● **SELECTED EXTRACT**
╔══

America’s Sacred Hypocrisy

America’s praise of India as “the world’s largest democracy” is among the emptiest slogans in modern diplomacy. From the Cold War onward, Washington has armed and funded Pakistan—an Islamic military theocracy—while lecturing India, a pluralist civilization older than the Bible, about freedom and human rights. The contradiction is not accidental. It is theological. Beneath the rhetoric of democracy lies an Abrahamic bias: the West feels instinctive comfort with monotheistic allies, however repressive, and unease toward a civilization that believes truth can be many, not one.

In 1971 that bias became policy. When Pakistan’s generals slaughtered millions in East Pakistan, President Nixon and Henry Kissinger backed the killers, not the victims. The Seventh Fleet sailed toward the Bay of Bengal to intimidate India for defending the Bengali people. America called Indira Gandhi dangerous while embracing Yahya Khan as an ally. This was not realism; it was moral inversion. A secular democracy was punished, a theocratic junta rewarded.

The pattern endured. Ronald Reagan hailed the Afghan mujahideen—forefathers of the Taliban—as “the moral equivalents of America’s Founding Fathers.” Those Founders were deists who rejected revelation; the men Reagan blessed were medieval fundamentalists. Washington’s crusade against “godless communism” turned into an alliance with jihad. Every time India asserted independence, it was scolded; every time Pakistan armed extremists, it was subsidized. The world’s oldest living civilization was treated as suspect because it would not fit inside the Abrahamic frame.

╚══

● **INSTRUCTION 1**
Copy the text on American policy toward India and Pakistan word for word, beginning at "In 1971 that" and ending after "theocratic junta rewarded.".

● **RAW RECORDS**

╔══

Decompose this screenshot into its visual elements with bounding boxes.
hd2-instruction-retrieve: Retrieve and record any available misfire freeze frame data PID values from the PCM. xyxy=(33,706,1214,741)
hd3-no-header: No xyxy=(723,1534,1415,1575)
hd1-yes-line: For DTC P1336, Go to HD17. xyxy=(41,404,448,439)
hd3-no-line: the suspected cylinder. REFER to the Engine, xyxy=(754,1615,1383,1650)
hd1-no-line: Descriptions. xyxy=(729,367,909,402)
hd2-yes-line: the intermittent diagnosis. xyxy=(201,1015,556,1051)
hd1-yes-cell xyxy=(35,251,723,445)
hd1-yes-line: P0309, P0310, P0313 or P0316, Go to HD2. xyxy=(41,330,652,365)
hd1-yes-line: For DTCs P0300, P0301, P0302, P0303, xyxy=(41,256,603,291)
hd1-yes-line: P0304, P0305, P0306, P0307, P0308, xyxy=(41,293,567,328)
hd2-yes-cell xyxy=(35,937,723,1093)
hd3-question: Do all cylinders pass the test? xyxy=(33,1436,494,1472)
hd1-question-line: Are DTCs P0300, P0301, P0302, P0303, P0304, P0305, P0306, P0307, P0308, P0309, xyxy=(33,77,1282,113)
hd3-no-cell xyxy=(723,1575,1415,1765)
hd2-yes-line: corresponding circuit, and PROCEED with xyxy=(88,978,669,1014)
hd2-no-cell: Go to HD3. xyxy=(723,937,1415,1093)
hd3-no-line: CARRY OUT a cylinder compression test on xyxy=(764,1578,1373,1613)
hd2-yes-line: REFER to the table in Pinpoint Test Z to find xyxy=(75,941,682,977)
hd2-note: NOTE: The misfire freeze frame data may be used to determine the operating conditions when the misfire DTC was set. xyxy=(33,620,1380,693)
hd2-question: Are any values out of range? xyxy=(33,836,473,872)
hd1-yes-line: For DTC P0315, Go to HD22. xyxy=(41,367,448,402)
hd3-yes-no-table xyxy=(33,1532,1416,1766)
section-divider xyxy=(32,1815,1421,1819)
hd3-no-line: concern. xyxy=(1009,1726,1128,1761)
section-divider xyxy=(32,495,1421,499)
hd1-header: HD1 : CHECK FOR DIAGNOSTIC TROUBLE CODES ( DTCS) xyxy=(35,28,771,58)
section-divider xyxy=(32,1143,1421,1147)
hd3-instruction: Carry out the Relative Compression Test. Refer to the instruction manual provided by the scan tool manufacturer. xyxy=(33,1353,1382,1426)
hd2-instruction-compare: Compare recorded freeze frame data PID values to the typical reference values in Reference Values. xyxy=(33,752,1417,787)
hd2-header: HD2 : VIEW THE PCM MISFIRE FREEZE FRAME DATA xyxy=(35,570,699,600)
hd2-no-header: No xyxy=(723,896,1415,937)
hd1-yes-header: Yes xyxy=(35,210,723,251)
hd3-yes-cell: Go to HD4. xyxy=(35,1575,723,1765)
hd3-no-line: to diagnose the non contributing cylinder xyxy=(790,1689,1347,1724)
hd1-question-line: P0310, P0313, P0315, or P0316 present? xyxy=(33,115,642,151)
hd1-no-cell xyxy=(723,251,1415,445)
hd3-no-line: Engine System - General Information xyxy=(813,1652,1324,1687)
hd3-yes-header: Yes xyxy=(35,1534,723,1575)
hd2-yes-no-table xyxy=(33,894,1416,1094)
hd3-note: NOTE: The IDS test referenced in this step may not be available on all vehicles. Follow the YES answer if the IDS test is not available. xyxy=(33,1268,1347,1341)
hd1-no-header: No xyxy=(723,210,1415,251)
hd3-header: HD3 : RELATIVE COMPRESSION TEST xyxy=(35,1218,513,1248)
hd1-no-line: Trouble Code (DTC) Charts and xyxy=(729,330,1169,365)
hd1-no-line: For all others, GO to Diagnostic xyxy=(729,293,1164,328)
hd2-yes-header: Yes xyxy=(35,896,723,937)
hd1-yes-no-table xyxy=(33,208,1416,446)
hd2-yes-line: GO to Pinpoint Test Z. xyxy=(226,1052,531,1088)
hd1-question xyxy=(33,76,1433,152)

╚══
╔══

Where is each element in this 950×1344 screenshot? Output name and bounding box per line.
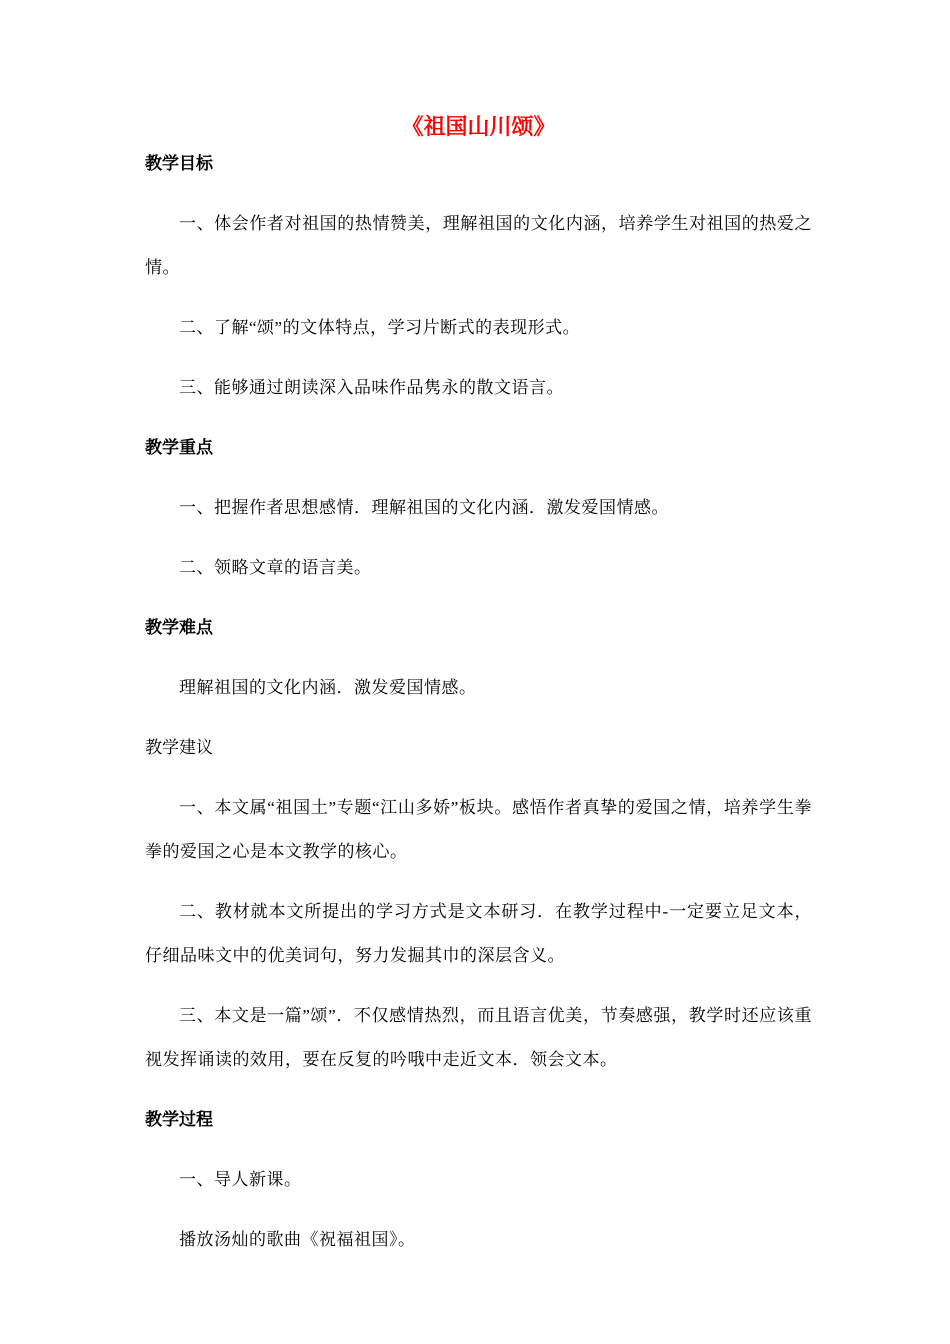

╚══

● **INSTRUCTION 2**
Repeat the lines of the records word for word, starting at the line that contains "Decompose this screenshot" and ending after the line that contains "hd2-instruction-compare: Compare recorded".

● **RESPONSE 1**
In 1971 that bias became policy. When Pakistan’s generals slaughtered millions in East Pakistan, President Nixon and Henry Kissinger backed the killers, not the victims. The Seventh Fleet sailed toward the Bay of Bengal to intimidate India for defending the Bengali people. America called Indira Gandhi dangerous while embracing Yahya Khan as an ally. This was not realism; it was moral inversion. A secular democracy was punished, a theocratic junta rewarded.

● **RESPONSE 2**
Decompose this screenshot into its visual elements with bounding boxes.
hd2-instruction-retrieve: Retrieve and record any available misfire freeze frame data PID values from the PCM. xyxy=(33,706,1214,741)
hd3-no-header: No xyxy=(723,1534,1415,1575)
hd1-yes-line: For DTC P1336, Go to HD17. xyxy=(41,404,448,439)
hd3-no-line: the suspected cylinder. REFER to the Engine, xyxy=(754,1615,1383,1650)
hd1-no-line: Descriptions. xyxy=(729,367,909,402)
hd2-yes-line: the intermittent diagnosis. xyxy=(201,1015,556,1051)
hd1-yes-cell xyxy=(35,251,723,445)
hd1-yes-line: P0309, P0310, P0313 or P0316, Go to HD2. xyxy=(41,330,652,365)
hd1-yes-line: For DTCs P0300, P0301, P0302, P0303, xyxy=(41,256,603,291)
hd1-yes-line: P0304, P0305, P0306, P0307, P0308, xyxy=(41,293,567,328)
hd2-yes-cell xyxy=(35,937,723,1093)
hd3-question: Do all cylinders pass the test? xyxy=(33,1436,494,1472)
hd1-question-line: Are DTCs P0300, P0301, P0302, P0303, P0304, P0305, P0306, P0307, P0308, P0309, xyxy=(33,77,1282,113)
hd3-no-cell xyxy=(723,1575,1415,1765)
hd2-yes-line: corresponding circuit, and PROCEED with xyxy=(88,978,669,1014)
hd2-no-cell: Go to HD3. xyxy=(723,937,1415,1093)
hd3-no-line: CARRY OUT a cylinder compression test on xyxy=(764,1578,1373,1613)
hd2-yes-line: REFER to the table in Pinpoint Test Z to find xyxy=(75,941,682,977)
hd2-note: NOTE: The misfire freeze frame data may be used to determine the operating conditions when the misfire DTC was set. xyxy=(33,620,1380,693)
hd2-question: Are any values out of range? xyxy=(33,836,473,872)
hd1-yes-line: For DTC P0315, Go to HD22. xyxy=(41,367,448,402)
hd3-yes-no-table xyxy=(33,1532,1416,1766)
section-divider xyxy=(32,1815,1421,1819)
hd3-no-line: concern. xyxy=(1009,1726,1128,1761)
section-divider xyxy=(32,495,1421,499)
hd1-header: HD1 : CHECK FOR DIAGNOSTIC TROUBLE CODES ( DTCS) xyxy=(35,28,771,58)
section-divider xyxy=(32,1143,1421,1147)
hd3-instruction: Carry out the Relative Compression Test. Refer to the instruction manual provided by the scan tool manufacturer. xyxy=(33,1353,1382,1426)
hd2-instruction-compare: Compare recorded freeze frame data PID values to the typical reference values in Reference Values. xyxy=(33,752,1417,787)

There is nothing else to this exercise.